* _TEXTO FORNECIDO_
Um
questionamento comum é o seguinte: mas se virar carreira única os policiais
virarão delegados sem concurso?
Parece
um problemão, certo? A Constituição proíbe o “trem da alegria”, então seria
impensável algo assim. Mas aí que a ficha cai: mas quem trabalha na polícia: O
POLICIAL. O mundo todo sabe disso.
Então
a carreira única está praticamente pronta em todas as polícia civis e federal,
pois inspetores, comissários, agentes, escrivães, oficiais de cartório, são
funções que já se misturam, que a todo tempo fazem a “tarefa do outro” e no
geral possuem os mesmos critérios de aprovação no concurso público. Portanto a chamada
unificação das carreiras (não das polícias, que não é objeto desta PEC) é mera
formalização do que já existe, e cumpre as exigências legais: rendimentos
IDÊNTICOS e atribuições similares.M as as polícias hoje possuem 2 funções que
não se encaixam neste perfil: as de perícia e a dos delegados. Então, como
integrá-las à carreira policial?
Não
pode. Nem deve. Quem assiste CSI sabe que os peritos não são policiais, que os
promotores não são policiais, que
somente os policiais são policiais. Se os países europeus exportassem séries
policiais, descobriríamos que lá não é diferente.
As
carreiras POLICIAIS, que tratam de INVESTIGAÇÃO, são únicas, ou seja: o
policial que CHEFIA a polícia é o que um dia foi novato. O que é responsável
pela investigação realizada pela EQUIPE é um policial que também um dia foi
novato. E não necessariamente é formado em ciências jurídicas. Em alguns países
um percentual deve ser respeitado (Portugal exige que 35%, no mínimo, dos
novatos sejam formados em Licenciatura em Direito), em outros a formação se dá
dentro da própria policia (BKA, a polícia federal alemã, a MET inglesa,
conhecida como Scotland Yard) ou já recebe com nível superior variados, sendo
quesito a participação em cursos específicos e desempenho para promoção (FBI americano).

* _EXTRATO DE DADOS_

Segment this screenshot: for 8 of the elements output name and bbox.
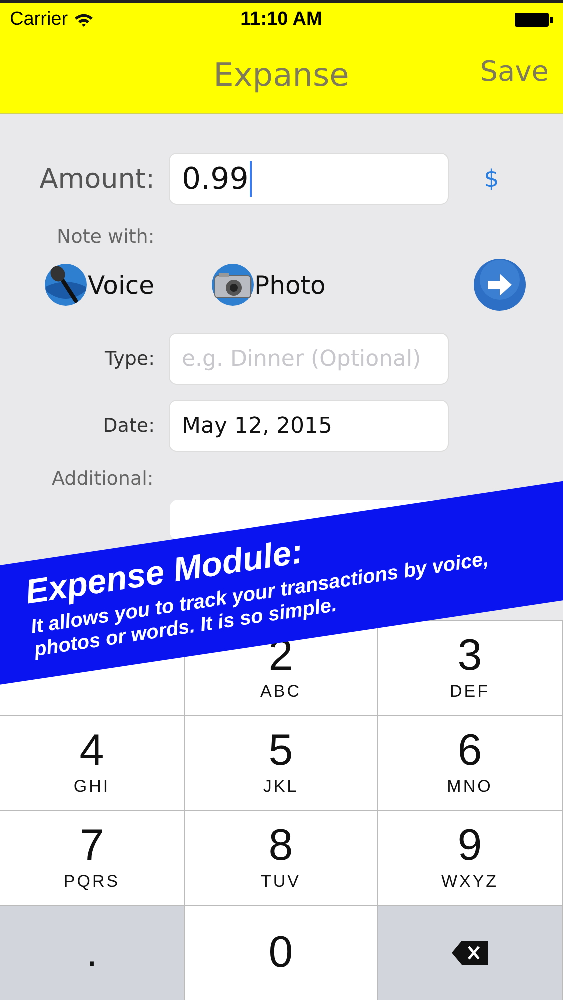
status-time: 11:10 AM [240, 9, 322, 31]
screen-title: Expanse [214, 56, 350, 94]
field-label: Date: [102, 415, 155, 437]
additional-label: Additional: [51, 468, 155, 490]
amount-label: Amount: [38, 164, 155, 194]
note-with-label: Note with: [56, 226, 156, 248]
carrier-name: Carrier [10, 9, 68, 31]
field-label: Type: [104, 348, 155, 370]
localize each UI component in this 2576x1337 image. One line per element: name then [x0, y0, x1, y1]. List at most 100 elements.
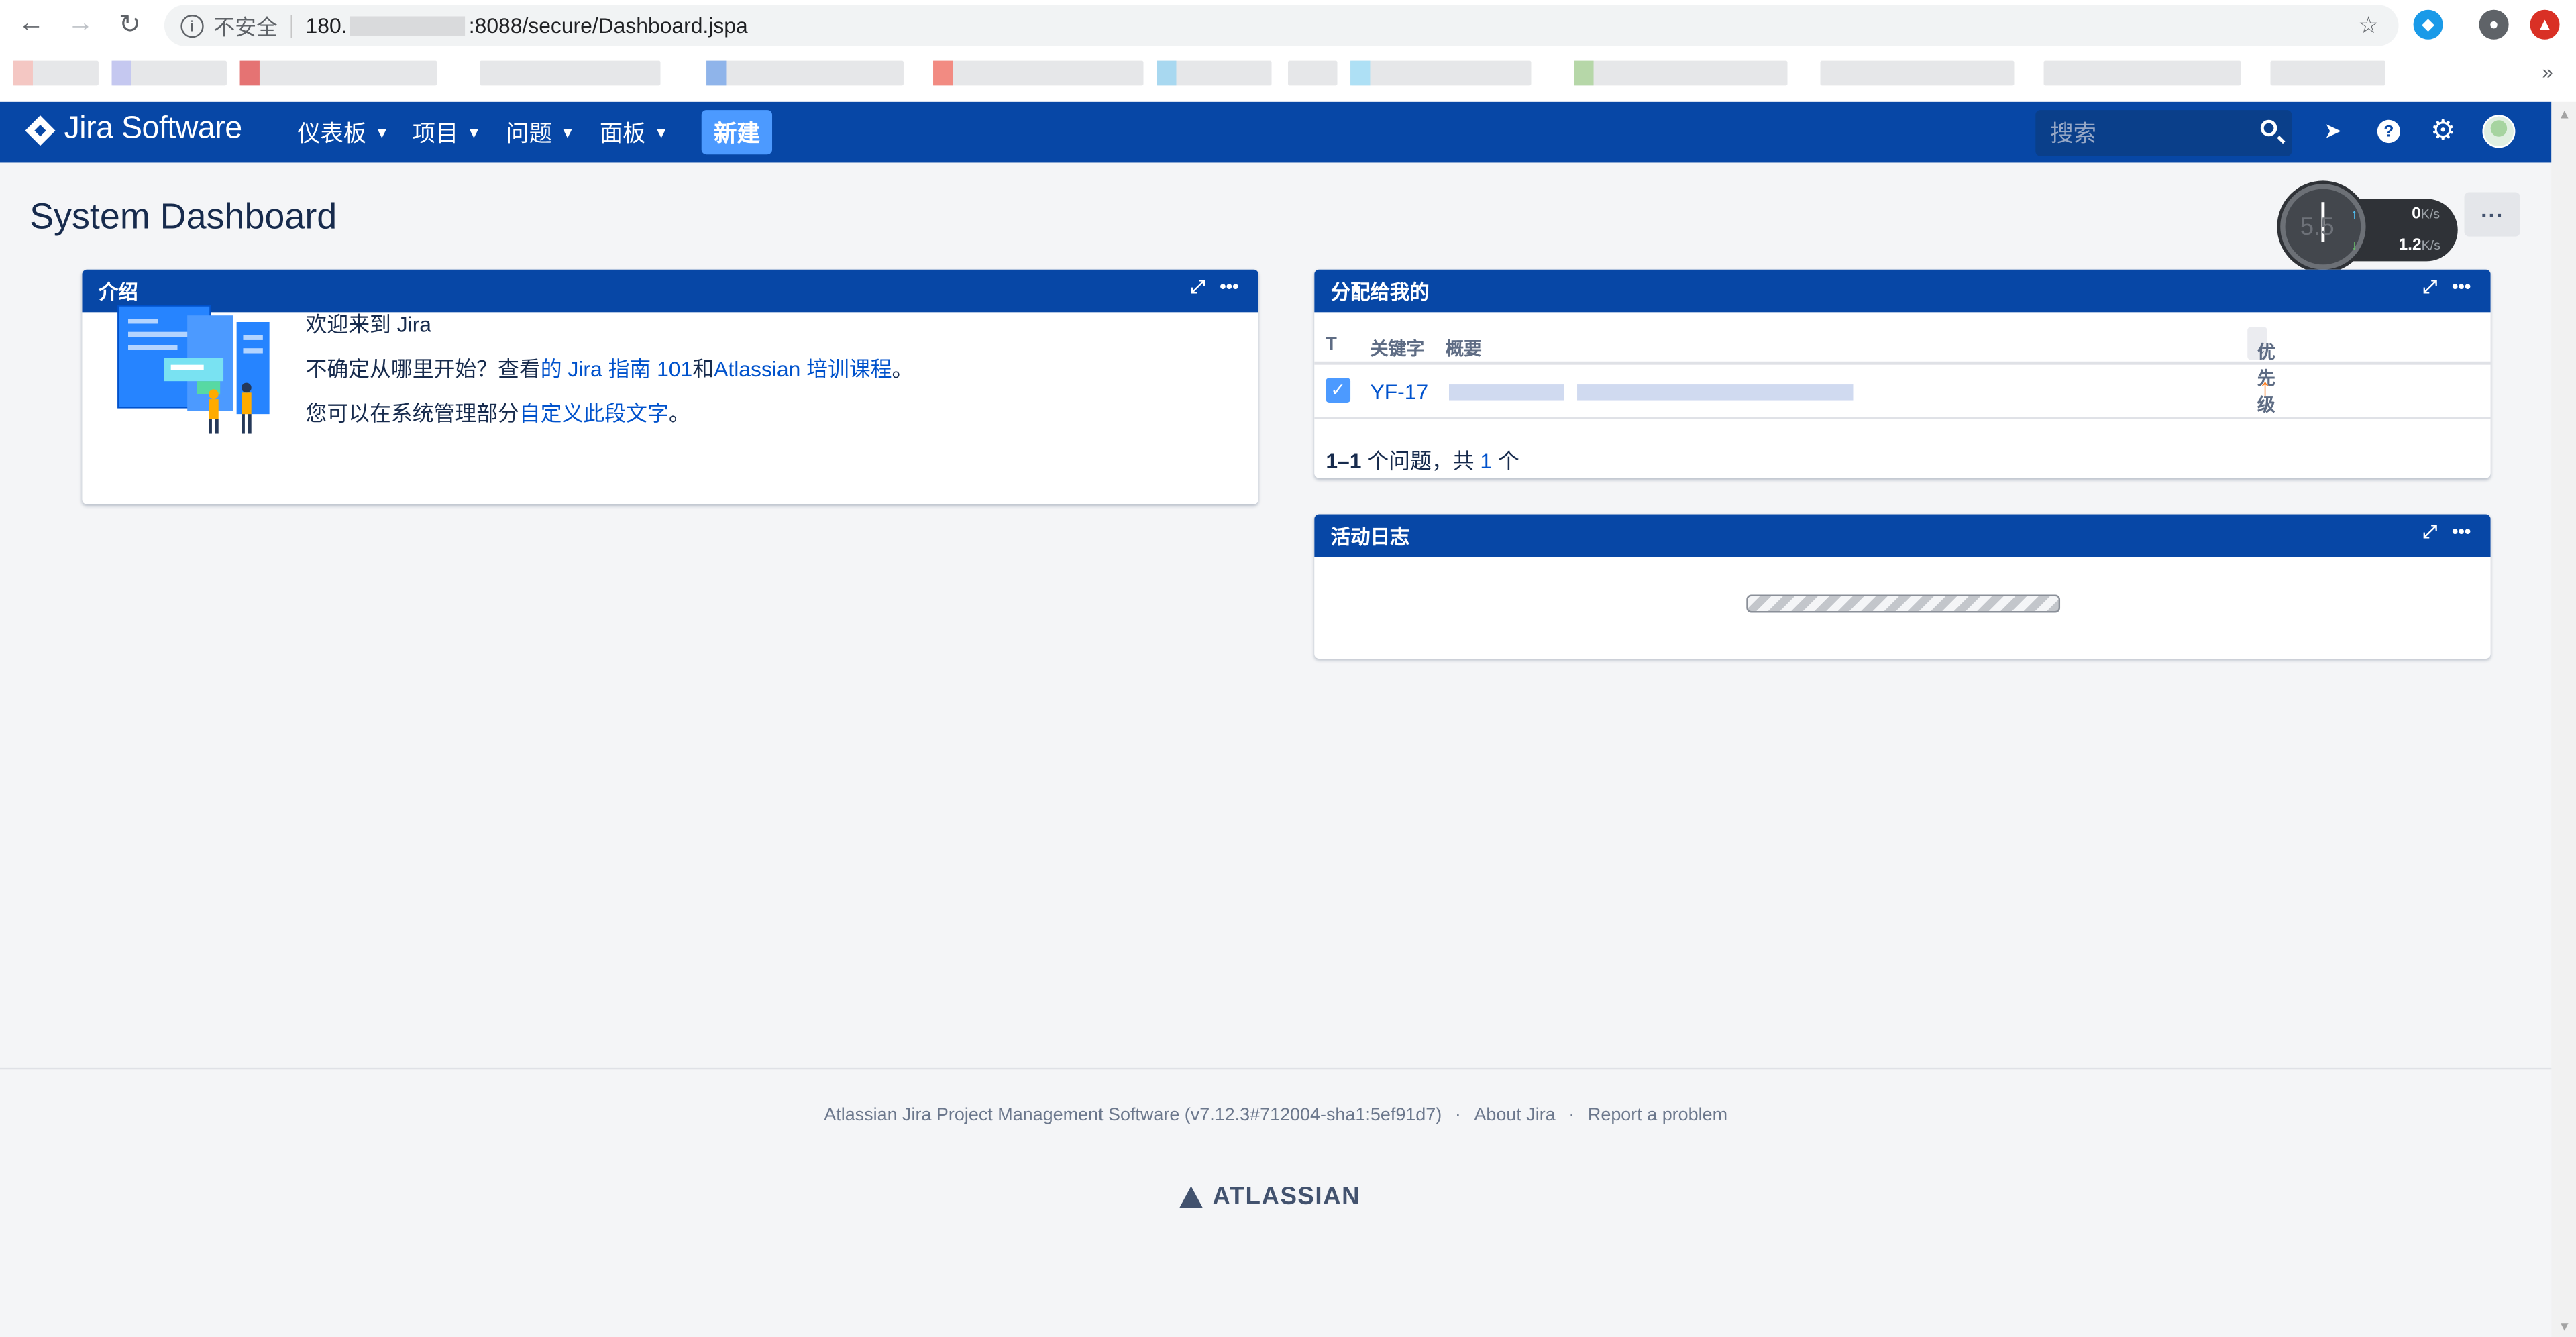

* _TAREFAS OBRIGATÓRIAS_
1. Responda com base no texto sobre a carreira única policial:
(a) Que percentual mínimo de novatos formados em Licenciatura em Direito Portugal exige?
(b) Quais duas funções das polícias não se encaixam, hoje, no perfil da carreira única?
(c) Por qual nome é conhecida a MET inglesa?
2. Prossiga o texto sobre a carreira única policial a partir da última frase apresentada.
Os registros são um material à parte, separado do texto.

* _RESPOSTAS POR TAREFA_
1.
(a) No mínimo 35%.
(b) As de perícia e a dos delegados.
(c) Scotland Yard.

2.
As
funções administrativas tanto aqui
quanto nos países com policias de origem civil, são apartadas das funções
policiais. Fazem parte da polícia – e são imprescindíveis a ela - mas não da
carreira policial.
Já
as perícias nem sempre fazem parte do corpo policial, sendo tidas como
complementares ou auxiliares – termo injusto, dada a importância da perícia na
investigação policial - visto que não é uma carreira policial mas sim civil. O
conhecimento altamente específico do perito em sua área tem um motivo de ser e não
é para investigar criminalmente, mas sim cientificamente. Cabe ao juiz decidir
o que fazer com os dados científicos levantados e processados pelo perito
quando confrontados com o relatório de investigação e os depoimentos em juízo.
E
o delegado? Bom, aí começa o problema, que é mais cultural do que legal ou
funcional.
O
delegado, por questões culturais, é tido como o “chefe” geral das polícias. A visão que se tem é de que ele estaria pra os policias como os oficiais estão para
os praças no Exército ou na PM. Não é verdade.
Esta
função tem por objetivo conduzir a investigação e fazer SUCINTO RELATÓRIO ao final da mesma. É como
um resumo do procedimento, que hoje se chama inquérito policial. Mas o que
acontece na realidade é que foi se criando uma cultura de burocracia na
investigação, que não ajuda o inocente e contribui para a impunidade, visto que
o primeiro responderá pelo que não fez e o culpado não responderá pelo que fez.
É uma papelada que vai e volta e não se chega a conclusão nenhuma de nada.
Então começou a ser importante haver o delegado para embolar o novelo e depois
desembolar. Mas para que embolar?
Antigamente
a polícia era chefiada por um juiz ou um bacharel em direito. Antigamente
falamos ai... uns 1836! Império ainda! Então o Imperador decretou que juízes não poderiam cuidar da
investigação e julgar. O responsável pela polícia (o sujeito delegado pelo
chefe de polícia a cuidar das investigações, por isso tal nome) não precisava
mais ser bacharel em direito. Mas continuou com muitos poderes – como determinar
entrada em casa alheia para busca e apreensão – que foi muito útil ao Regime
Militar e acabou com a redemocratização quando da promulgação da nossa
Constituição em 1988.
O
código de processo penal explica bem explicadinho o que deve fazer para se
emitir o tal relatório do inquérito. Não é nada complexo. Não se necessita de 5
anos de faculdade para tal, e prova disso é que os cursos de Bacharelado em
Direito não possuem cadeiras que tratem de condução de inquéritos ou mesmo de
investigações, mas sim de processo penal e crimes com suas jurisprudências – decisões
judiciais que só podem ser aplicadas pela polícia quando há uma ordem superior
uniformizando procedimentos.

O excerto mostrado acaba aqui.